-- Start --
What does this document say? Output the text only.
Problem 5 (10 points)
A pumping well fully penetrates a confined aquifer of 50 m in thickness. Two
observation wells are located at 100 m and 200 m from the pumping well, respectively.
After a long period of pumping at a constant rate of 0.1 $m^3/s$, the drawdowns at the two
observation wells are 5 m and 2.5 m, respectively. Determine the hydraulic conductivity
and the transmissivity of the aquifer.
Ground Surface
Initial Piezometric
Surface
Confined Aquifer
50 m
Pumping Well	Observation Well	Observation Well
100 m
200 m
-- End --
### WORK INSTRUCTIONS
Give all of the entries again, word for word.

### SOLUTION
What does this document say? Output the text only.
Problem 5 (10 points)
A pumping well fully penetrates a confined aquifer of 50 m in thickness. Two
observation wells are located at 100 m and 200 m from the pumping well, respectively.
After a long period of pumping at a constant rate of 0.1 $m^3/s$, the drawdowns at the two
observation wells are 5 m and 2.5 m, respectively. Determine the hydraulic conductivity
and the transmissivity of the aquifer.
Ground Surface
Initial Piezometric
Surface
Confined Aquifer
50 m
Pumping Well	Observation Well	Observation Well
100 m
200 m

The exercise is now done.